[Stored entries]

-- begin --

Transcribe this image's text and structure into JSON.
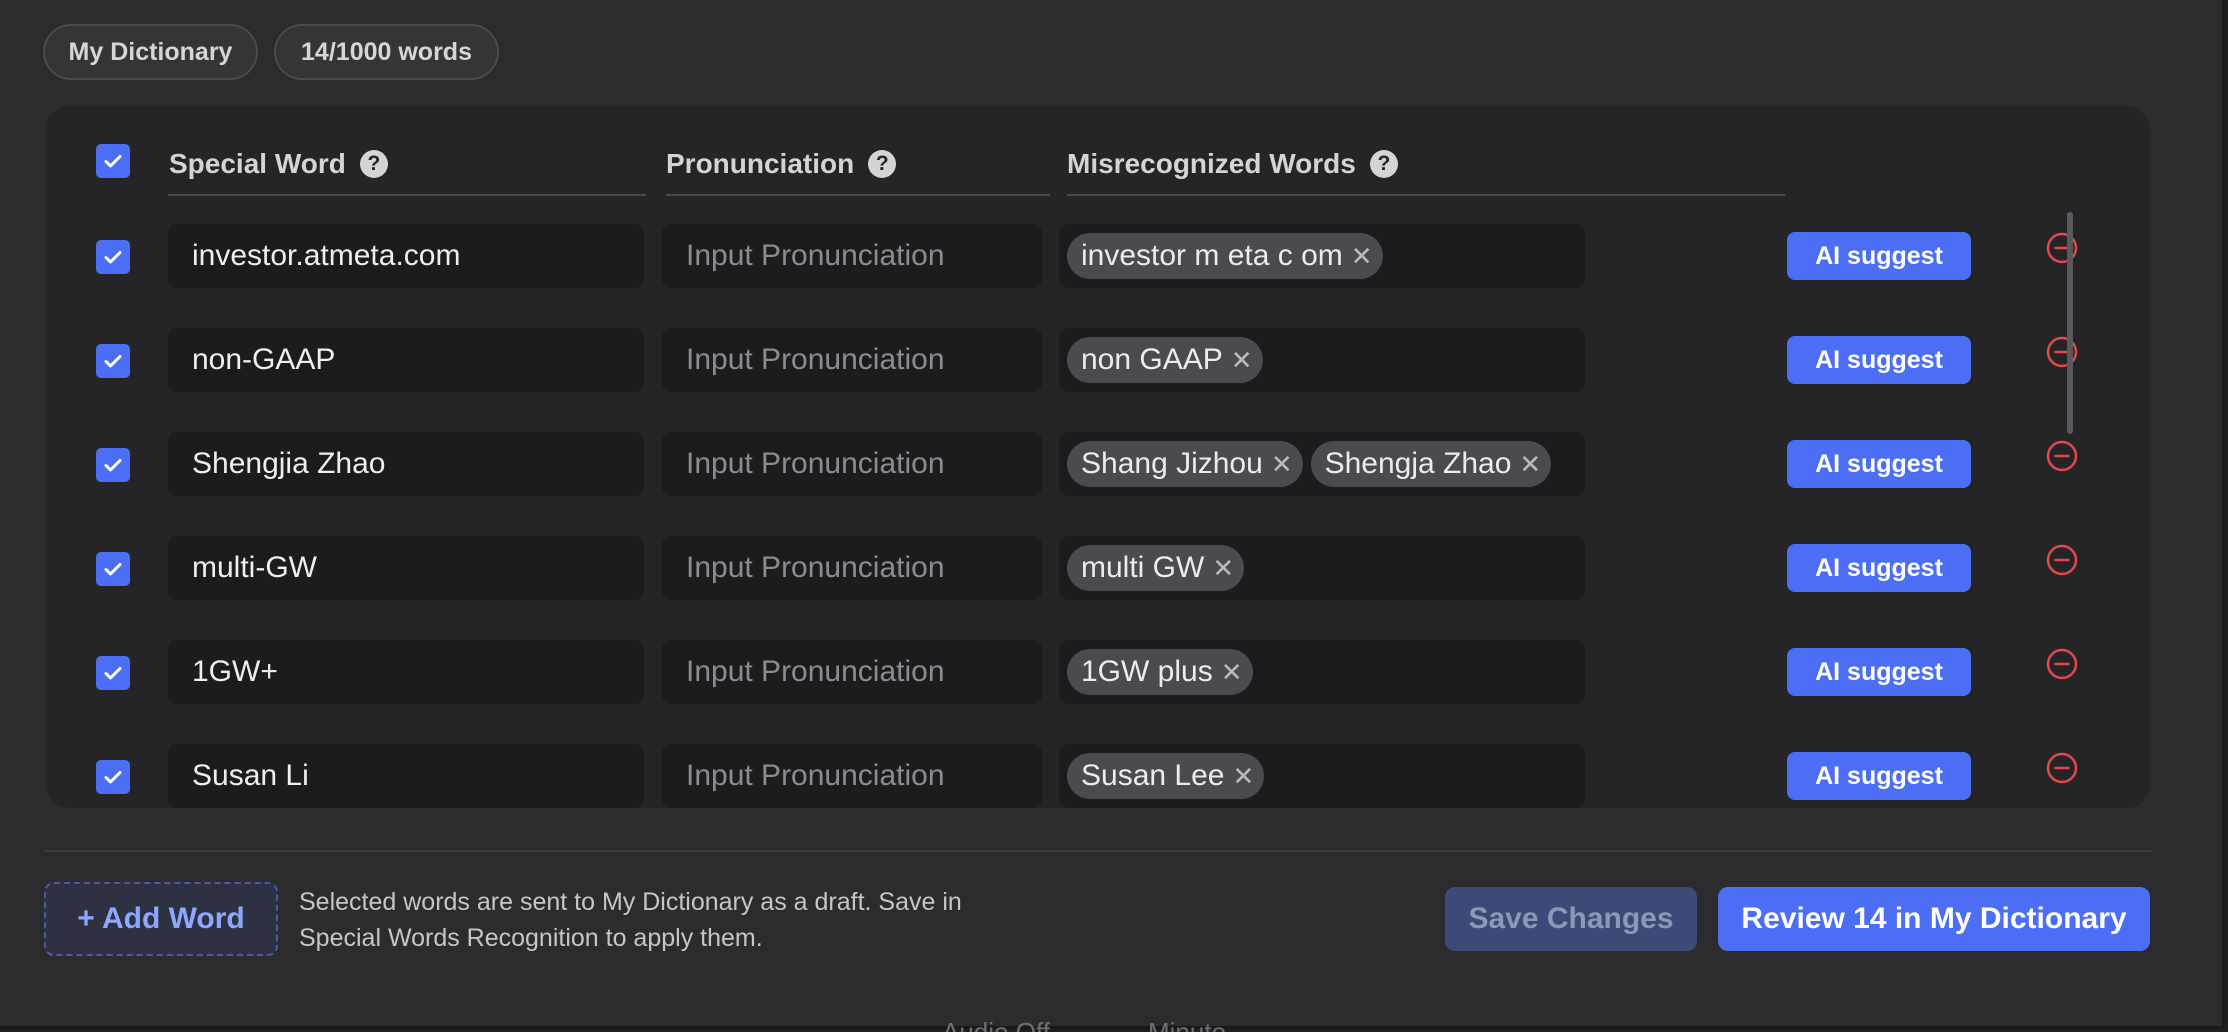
{
  "header": {
    "dictionary_label": "My Dictionary",
    "word_count": "14/1000 words"
  },
  "table": {
    "columns": {
      "special_word": "Special Word",
      "pronunciation": "Pronunciation",
      "misrecognized": "Misrecognized Words"
    },
    "pronunciation_placeholder": "Input Pronunciation",
    "ai_suggest_label": "AI suggest",
    "rows": [
      {
        "word": "investor.atmeta.com",
        "misrecognized": [
          "investor m eta c om"
        ]
      },
      {
        "word": "non-GAAP",
        "misrecognized": [
          "non GAAP"
        ]
      },
      {
        "word": "Shengjia Zhao",
        "misrecognized": [
          "Shang Jizhou",
          "Shengja Zhao"
        ]
      },
      {
        "word": "multi-GW",
        "misrecognized": [
          "multi GW"
        ]
      },
      {
        "word": "1GW+",
        "misrecognized": [
          "1GW plus"
        ]
      },
      {
        "word": "Susan Li",
        "misrecognized": [
          "Susan Lee"
        ]
      }
    ]
  },
  "footer": {
    "add_word_label": "+ Add Word",
    "note": "Selected words are sent to My Dictionary as a draft. Save in Special Words Recognition to apply them.",
    "save_label": "Save Changes",
    "review_label": "Review 14 in My Dictionary"
  },
  "background_text": [
    "Audio Off",
    "Minute"
  ],
  "colors": {
    "accent": "#4c6ef5",
    "remove": "#e5484d",
    "panel": "#2c2c2e"
  },
  "icons": [
    "checkbox-checked-icon",
    "help-icon",
    "remove-circle-icon",
    "close-x-icon"
  ]
}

-- end --

Omit the pictures and reproduce the listing exactly.

Transcribe this image's text and structure into JSON.
{
  "header": {
    "dictionary_label": "My Dictionary",
    "word_count": "14/1000 words"
  },
  "table": {
    "columns": {
      "special_word": "Special Word",
      "pronunciation": "Pronunciation",
      "misrecognized": "Misrecognized Words"
    },
    "pronunciation_placeholder": "Input Pronunciation",
    "ai_suggest_label": "AI suggest",
    "rows": [
      {
        "word": "investor.atmeta.com",
        "misrecognized": [
          "investor m eta c om"
        ]
      },
      {
        "word": "non-GAAP",
        "misrecognized": [
          "non GAAP"
        ]
      },
      {
        "word": "Shengjia Zhao",
        "misrecognized": [
          "Shang Jizhou",
          "Shengja Zhao"
        ]
      },
      {
        "word": "multi-GW",
        "misrecognized": [
          "multi GW"
        ]
      },
      {
        "word": "1GW+",
        "misrecognized": [
          "1GW plus"
        ]
      },
      {
        "word": "Susan Li",
        "misrecognized": [
          "Susan Lee"
        ]
      }
    ]
  },
  "footer": {
    "add_word_label": "+ Add Word",
    "note": "Selected words are sent to My Dictionary as a draft. Save in Special Words Recognition to apply them.",
    "save_label": "Save Changes",
    "review_label": "Review 14 in My Dictionary"
  },
  "background_text": [
    "Audio Off",
    "Minute"
  ],
  "colors": {
    "accent": "#4c6ef5",
    "remove": "#e5484d",
    "panel": "#2c2c2e"
  },
  "icons": [
    "checkbox-checked-icon",
    "help-icon",
    "remove-circle-icon",
    "close-x-icon"
  ]
}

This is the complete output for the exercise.